* start Task material *

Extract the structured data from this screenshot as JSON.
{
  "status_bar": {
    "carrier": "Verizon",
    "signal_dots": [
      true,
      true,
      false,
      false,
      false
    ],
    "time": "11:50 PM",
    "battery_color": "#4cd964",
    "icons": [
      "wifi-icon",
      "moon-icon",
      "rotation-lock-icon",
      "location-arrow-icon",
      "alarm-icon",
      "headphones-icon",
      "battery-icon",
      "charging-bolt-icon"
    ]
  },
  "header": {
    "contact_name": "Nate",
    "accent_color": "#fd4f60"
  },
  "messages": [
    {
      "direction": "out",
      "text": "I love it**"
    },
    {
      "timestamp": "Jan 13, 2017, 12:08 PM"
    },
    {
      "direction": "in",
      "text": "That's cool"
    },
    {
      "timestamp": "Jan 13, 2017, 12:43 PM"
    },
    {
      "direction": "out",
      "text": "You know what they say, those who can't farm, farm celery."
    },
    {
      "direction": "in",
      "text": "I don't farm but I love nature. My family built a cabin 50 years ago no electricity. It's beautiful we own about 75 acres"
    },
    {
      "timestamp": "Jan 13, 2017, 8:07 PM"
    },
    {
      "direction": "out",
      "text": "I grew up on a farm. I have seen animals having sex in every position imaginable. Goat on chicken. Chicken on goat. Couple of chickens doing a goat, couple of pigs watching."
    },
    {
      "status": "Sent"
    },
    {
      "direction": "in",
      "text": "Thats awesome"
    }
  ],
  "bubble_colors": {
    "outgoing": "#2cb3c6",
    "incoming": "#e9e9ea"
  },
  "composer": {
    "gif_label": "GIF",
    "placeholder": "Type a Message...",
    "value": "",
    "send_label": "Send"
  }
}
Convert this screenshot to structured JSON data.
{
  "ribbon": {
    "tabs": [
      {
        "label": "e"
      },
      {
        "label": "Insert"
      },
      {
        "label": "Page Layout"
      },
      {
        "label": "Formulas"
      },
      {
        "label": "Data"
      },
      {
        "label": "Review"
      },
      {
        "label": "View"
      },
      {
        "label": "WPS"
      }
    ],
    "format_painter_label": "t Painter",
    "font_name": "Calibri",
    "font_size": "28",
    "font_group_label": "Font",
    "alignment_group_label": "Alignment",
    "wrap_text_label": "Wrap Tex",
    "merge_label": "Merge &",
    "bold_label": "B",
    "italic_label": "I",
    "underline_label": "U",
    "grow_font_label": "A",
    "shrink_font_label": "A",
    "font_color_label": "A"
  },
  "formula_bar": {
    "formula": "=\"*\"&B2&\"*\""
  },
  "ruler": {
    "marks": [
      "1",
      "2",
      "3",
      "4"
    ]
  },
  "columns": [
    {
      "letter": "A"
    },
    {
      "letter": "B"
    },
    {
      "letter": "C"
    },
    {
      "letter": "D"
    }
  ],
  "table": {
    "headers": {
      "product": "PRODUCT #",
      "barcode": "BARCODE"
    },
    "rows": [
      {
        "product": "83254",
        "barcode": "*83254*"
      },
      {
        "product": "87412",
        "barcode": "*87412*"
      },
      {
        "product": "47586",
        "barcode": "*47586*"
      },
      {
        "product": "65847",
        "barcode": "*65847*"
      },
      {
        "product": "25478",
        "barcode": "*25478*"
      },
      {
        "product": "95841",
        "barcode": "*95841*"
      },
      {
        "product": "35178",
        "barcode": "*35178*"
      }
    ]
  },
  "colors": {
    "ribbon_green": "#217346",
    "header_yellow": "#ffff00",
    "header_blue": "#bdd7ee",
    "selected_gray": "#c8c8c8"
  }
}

* end Task material *

▸ Task prompt
Set every line of the listing down word for word.

▸ Output
Extract the structured data from this screenshot as JSON.
{
  "status_bar": {
    "carrier": "Verizon",
    "signal_dots": [
      true,
      true,
      false,
      false,
      false
    ],
    "time": "11:50 PM",
    "battery_color": "#4cd964",
    "icons": [
      "wifi-icon",
      "moon-icon",
      "rotation-lock-icon",
      "location-arrow-icon",
      "alarm-icon",
      "headphones-icon",
      "battery-icon",
      "charging-bolt-icon"
    ]
  },
  "header": {
    "contact_name": "Nate",
    "accent_color": "#fd4f60"
  },
  "messages": [
    {
      "direction": "out",
      "text": "I love it**"
    },
    {
      "timestamp": "Jan 13, 2017, 12:08 PM"
    },
    {
      "direction": "in",
      "text": "That's cool"
    },
    {
      "timestamp": "Jan 13, 2017, 12:43 PM"
    },
    {
      "direction": "out",
      "text": "You know what they say, those who can't farm, farm celery."
    },
    {
      "direction": "in",
      "text": "I don't farm but I love nature. My family built a cabin 50 years ago no electricity. It's beautiful we own about 75 acres"
    },
    {
      "timestamp": "Jan 13, 2017, 8:07 PM"
    },
    {
      "direction": "out",
      "text": "I grew up on a farm. I have seen animals having sex in every position imaginable. Goat on chicken. Chicken on goat. Couple of chickens doing a goat, couple of pigs watching."
    },
    {
      "status": "Sent"
    },
    {
      "direction": "in",
      "text": "Thats awesome"
    }
  ],
  "bubble_colors": {
    "outgoing": "#2cb3c6",
    "incoming": "#e9e9ea"
  },
  "composer": {
    "gif_label": "GIF",
    "placeholder": "Type a Message...",
    "value": "",
    "send_label": "Send"
  }
}
Convert this screenshot to structured JSON data.
{
  "ribbon": {
    "tabs": [
      {
        "label": "e"
      },
      {
        "label": "Insert"
      },
      {
        "label": "Page Layout"
      },
      {
        "label": "Formulas"
      },
      {
        "label": "Data"
      },
      {
        "label": "Review"
      },
      {
        "label": "View"
      },
      {
        "label": "WPS"
      }
    ],
    "format_painter_label": "t Painter",
    "font_name": "Calibri",
    "font_size": "28",
    "font_group_label": "Font",
    "alignment_group_label": "Alignment",
    "wrap_text_label": "Wrap Tex",
    "merge_label": "Merge &",
    "bold_label": "B",
    "italic_label": "I",
    "underline_label": "U",
    "grow_font_label": "A",
    "shrink_font_label": "A",
    "font_color_label": "A"
  },
  "formula_bar": {
    "formula": "=\"*\"&B2&\"*\""
  },
  "ruler": {
    "marks": [
      "1",
      "2",
      "3",
      "4"
    ]
  },
  "columns": [
    {
      "letter": "A"
    },
    {
      "letter": "B"
    },
    {
      "letter": "C"
    },
    {
      "letter": "D"
    }
  ],
  "table": {
    "headers": {
      "product": "PRODUCT #",
      "barcode": "BARCODE"
    },
    "rows": [
      {
        "product": "83254",
        "barcode": "*83254*"
      },
      {
        "product": "87412",
        "barcode": "*87412*"
      },
      {
        "product": "47586",
        "barcode": "*47586*"
      },
      {
        "product": "65847",
        "barcode": "*65847*"
      },
      {
        "product": "25478",
        "barcode": "*25478*"
      },
      {
        "product": "95841",
        "barcode": "*95841*"
      },
      {
        "product": "35178",
        "barcode": "*35178*"
      }
    ]
  },
  "colors": {
    "ribbon_green": "#217346",
    "header_yellow": "#ffff00",
    "header_blue": "#bdd7ee",
    "selected_gray": "#c8c8c8"
  }
}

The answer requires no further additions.